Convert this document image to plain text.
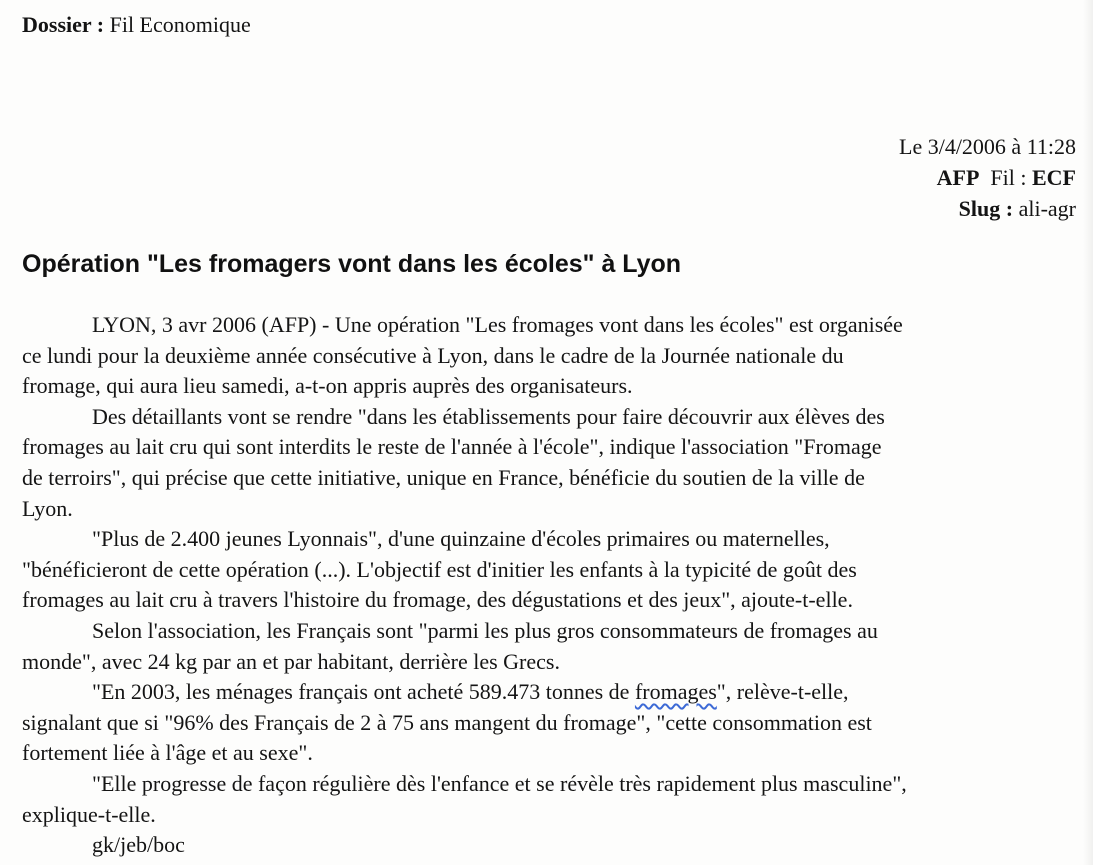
Dossier : Fil Economique
Le 3/4/2006 à 11:28
AFP Fil : ECF
Slug : ali-agr
Opération "Les fromagers vont dans les écoles" à Lyon
LYON, 3 avr 2006 (AFP) - Une opération "Les fromages vont dans les écoles" est organisée
ce lundi pour la deuxième année consécutive à Lyon, dans le cadre de la Journée nationale du
fromage, qui aura lieu samedi, a-t-on appris auprès des organisateurs.
Des détaillants vont se rendre "dans les établissements pour faire découvrir aux élèves des
fromages au lait cru qui sont interdits le reste de l'année à l'école", indique l'association "Fromage
de terroirs", qui précise que cette initiative, unique en France, bénéficie du soutien de la ville de
Lyon.
"Plus de 2.400 jeunes Lyonnais", d'une quinzaine d'écoles primaires ou maternelles,
"bénéficieront de cette opération (...). L'objectif est d'initier les enfants à la typicité de goût des
fromages au lait cru à travers l'histoire du fromage, des dégustations et des jeux", ajoute-t-elle.
Selon l'association, les Français sont "parmi les plus gros consommateurs de fromages au
monde", avec 24 kg par an et par habitant, derrière les Grecs.
"En 2003, les ménages français ont acheté 589.473 tonnes de fromages", relève-t-elle,
signalant que si "96% des Français de 2 à 75 ans mangent du fromage", "cette consommation est
fortement liée à l'âge et au sexe".
"Elle progresse de façon régulière dès l'enfance et se révèle très rapidement plus masculine",
explique-t-elle.
gk/jeb/boc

###

--- What needs to be done ---
Leave out the pictures and transcribe everything else exactly.

--- Completed task ---
Convert this document image to plain text.
Dossier : Fil Economique
Le 3/4/2006 à 11:28
AFP Fil : ECF
Slug : ali-agr
Opération "Les fromagers vont dans les écoles" à Lyon
LYON, 3 avr 2006 (AFP) - Une opération "Les fromages vont dans les écoles" est organisée
ce lundi pour la deuxième année consécutive à Lyon, dans le cadre de la Journée nationale du
fromage, qui aura lieu samedi, a-t-on appris auprès des organisateurs.
Des détaillants vont se rendre "dans les établissements pour faire découvrir aux élèves des
fromages au lait cru qui sont interdits le reste de l'année à l'école", indique l'association "Fromage
de terroirs", qui précise que cette initiative, unique en France, bénéficie du soutien de la ville de
Lyon.
"Plus de 2.400 jeunes Lyonnais", d'une quinzaine d'écoles primaires ou maternelles,
"bénéficieront de cette opération (...). L'objectif est d'initier les enfants à la typicité de goût des
fromages au lait cru à travers l'histoire du fromage, des dégustations et des jeux", ajoute-t-elle.
Selon l'association, les Français sont "parmi les plus gros consommateurs de fromages au
monde", avec 24 kg par an et par habitant, derrière les Grecs.
"En 2003, les ménages français ont acheté 589.473 tonnes de fromages", relève-t-elle,
signalant que si "96% des Français de 2 à 75 ans mangent du fromage", "cette consommation est
fortement liée à l'âge et au sexe".
"Elle progresse de façon régulière dès l'enfance et se révèle très rapidement plus masculine",
explique-t-elle.
gk/jeb/boc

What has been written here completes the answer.